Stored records
⁂
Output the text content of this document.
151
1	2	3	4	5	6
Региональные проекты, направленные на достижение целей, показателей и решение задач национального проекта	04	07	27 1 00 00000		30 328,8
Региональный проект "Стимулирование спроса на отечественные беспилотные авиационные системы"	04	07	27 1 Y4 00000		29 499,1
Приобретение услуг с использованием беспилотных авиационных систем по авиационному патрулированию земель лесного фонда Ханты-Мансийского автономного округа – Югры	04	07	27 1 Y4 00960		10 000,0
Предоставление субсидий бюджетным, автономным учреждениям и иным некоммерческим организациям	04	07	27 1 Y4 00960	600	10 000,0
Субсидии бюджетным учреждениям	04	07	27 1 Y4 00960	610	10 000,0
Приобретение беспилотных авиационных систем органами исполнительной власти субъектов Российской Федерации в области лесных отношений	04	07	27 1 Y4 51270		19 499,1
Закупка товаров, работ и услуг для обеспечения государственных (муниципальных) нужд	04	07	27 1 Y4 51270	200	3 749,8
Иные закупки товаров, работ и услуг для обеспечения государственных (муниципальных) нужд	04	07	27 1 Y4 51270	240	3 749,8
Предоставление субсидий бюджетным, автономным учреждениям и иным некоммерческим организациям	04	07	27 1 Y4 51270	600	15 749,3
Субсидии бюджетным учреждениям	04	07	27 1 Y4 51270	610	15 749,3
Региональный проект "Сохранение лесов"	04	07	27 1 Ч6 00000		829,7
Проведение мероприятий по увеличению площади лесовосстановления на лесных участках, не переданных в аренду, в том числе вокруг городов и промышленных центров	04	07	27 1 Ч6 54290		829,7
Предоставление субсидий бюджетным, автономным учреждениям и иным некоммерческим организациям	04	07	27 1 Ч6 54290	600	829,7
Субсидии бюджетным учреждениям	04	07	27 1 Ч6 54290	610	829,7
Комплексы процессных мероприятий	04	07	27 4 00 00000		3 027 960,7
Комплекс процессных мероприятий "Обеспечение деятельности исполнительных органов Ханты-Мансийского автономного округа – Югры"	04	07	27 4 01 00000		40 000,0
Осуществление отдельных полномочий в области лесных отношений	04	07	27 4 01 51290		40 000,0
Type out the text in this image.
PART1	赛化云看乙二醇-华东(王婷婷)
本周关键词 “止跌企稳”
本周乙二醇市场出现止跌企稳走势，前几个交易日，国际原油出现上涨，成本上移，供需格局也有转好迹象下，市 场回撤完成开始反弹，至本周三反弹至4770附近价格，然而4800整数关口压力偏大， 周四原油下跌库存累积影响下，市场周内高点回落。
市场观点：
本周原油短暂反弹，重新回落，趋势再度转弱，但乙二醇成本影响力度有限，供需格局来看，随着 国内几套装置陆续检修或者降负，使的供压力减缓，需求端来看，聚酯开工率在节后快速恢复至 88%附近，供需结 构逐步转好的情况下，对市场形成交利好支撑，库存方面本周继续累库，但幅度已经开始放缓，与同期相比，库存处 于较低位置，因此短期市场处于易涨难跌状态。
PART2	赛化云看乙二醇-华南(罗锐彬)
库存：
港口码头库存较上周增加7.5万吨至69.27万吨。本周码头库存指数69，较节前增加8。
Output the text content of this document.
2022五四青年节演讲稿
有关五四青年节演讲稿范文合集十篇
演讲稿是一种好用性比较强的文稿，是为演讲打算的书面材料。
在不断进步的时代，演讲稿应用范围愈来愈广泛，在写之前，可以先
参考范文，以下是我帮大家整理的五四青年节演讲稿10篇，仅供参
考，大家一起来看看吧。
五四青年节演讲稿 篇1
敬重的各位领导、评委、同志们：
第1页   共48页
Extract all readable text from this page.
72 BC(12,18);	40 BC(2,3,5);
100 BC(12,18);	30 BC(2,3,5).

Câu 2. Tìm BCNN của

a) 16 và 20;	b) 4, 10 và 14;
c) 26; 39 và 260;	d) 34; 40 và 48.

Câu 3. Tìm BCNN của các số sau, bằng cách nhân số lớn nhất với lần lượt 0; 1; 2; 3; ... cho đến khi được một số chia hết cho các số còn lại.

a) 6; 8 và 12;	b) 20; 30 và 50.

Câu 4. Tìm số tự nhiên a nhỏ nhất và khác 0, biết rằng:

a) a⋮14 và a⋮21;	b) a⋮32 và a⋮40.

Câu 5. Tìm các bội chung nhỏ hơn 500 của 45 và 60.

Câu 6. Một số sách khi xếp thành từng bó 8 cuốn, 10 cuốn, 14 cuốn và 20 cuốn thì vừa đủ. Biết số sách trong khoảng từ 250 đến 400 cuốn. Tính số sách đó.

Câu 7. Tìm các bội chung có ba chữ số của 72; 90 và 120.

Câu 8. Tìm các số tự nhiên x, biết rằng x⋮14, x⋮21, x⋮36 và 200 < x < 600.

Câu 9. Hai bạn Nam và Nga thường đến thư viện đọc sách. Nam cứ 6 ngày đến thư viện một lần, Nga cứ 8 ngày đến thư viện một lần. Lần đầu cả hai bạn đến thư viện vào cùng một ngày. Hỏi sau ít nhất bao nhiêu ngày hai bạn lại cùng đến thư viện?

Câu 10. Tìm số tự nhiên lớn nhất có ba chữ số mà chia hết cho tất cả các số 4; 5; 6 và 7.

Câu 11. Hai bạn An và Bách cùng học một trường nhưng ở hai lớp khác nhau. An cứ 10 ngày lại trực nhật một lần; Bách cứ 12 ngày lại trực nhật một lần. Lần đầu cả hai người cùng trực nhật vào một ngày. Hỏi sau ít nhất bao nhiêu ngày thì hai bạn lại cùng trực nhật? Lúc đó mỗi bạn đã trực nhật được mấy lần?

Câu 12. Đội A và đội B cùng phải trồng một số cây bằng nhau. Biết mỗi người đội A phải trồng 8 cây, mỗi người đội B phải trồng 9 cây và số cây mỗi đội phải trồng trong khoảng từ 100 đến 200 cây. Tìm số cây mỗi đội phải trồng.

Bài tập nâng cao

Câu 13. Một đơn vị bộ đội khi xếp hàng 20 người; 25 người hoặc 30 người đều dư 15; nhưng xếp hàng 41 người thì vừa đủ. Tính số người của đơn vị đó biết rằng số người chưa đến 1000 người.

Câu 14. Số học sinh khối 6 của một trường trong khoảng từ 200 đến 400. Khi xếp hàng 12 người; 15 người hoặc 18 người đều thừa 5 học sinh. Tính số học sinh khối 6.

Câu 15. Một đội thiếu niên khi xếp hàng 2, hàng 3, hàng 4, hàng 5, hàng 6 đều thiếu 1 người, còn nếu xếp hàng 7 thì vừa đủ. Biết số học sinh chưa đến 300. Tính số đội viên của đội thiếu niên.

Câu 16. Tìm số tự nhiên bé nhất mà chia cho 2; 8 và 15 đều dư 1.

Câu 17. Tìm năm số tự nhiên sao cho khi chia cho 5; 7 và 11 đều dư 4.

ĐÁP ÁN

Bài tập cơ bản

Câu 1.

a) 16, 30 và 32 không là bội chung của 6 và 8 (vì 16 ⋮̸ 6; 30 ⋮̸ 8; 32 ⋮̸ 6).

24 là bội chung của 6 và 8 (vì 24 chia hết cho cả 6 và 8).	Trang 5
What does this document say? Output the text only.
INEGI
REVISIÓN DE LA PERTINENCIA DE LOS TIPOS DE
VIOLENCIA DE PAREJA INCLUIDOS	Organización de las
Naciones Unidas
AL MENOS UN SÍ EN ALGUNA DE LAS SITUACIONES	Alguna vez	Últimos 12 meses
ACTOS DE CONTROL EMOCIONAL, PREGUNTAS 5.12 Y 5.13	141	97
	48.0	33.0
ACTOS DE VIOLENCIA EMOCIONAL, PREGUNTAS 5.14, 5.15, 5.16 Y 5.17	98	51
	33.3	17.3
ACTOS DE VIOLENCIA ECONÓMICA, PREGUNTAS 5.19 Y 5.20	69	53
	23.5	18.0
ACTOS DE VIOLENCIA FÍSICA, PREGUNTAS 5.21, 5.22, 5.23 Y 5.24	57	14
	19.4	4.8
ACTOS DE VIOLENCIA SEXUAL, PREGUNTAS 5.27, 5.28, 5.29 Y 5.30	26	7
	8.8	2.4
⁂
Required work
Gather all the lines that include the word "автономного" and copy them out.

Answer to this exercise
Приобретение услуг с использованием беспилотных авиационных систем по авиационному патрулированию земель лесного фонда Ханты-Мансийского автономного округа – Югры	04	07	27 1 Y4 00960		10 000,0
Комплекс процессных мероприятий "Обеспечение деятельности исполнительных органов Ханты-Мансийского автономного округа – Югры"	04	07	27 4 01 00000		40 000,0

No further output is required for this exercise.